• DATA LINES
****

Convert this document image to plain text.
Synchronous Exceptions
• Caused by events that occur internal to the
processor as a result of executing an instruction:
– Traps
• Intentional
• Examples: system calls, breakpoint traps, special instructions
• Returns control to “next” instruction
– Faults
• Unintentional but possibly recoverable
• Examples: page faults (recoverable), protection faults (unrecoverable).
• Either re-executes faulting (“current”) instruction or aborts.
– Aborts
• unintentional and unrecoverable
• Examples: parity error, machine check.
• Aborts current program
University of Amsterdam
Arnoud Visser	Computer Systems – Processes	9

****

• WRITTEN TASK
From the records above, extract every line exactly as it stands.

• RESULT BELOW
Convert this document image to plain text.
Synchronous Exceptions
• Caused by events that occur internal to the
processor as a result of executing an instruction:
– Traps
• Intentional
• Examples: system calls, breakpoint traps, special instructions
• Returns control to “next” instruction
– Faults
• Unintentional but possibly recoverable
• Examples: page faults (recoverable), protection faults (unrecoverable).
• Either re-executes faulting (“current”) instruction or aborts.
– Aborts
• unintentional and unrecoverable
• Examples: parity error, machine check.
• Aborts current program
University of Amsterdam
Arnoud Visser	Computer Systems – Processes	9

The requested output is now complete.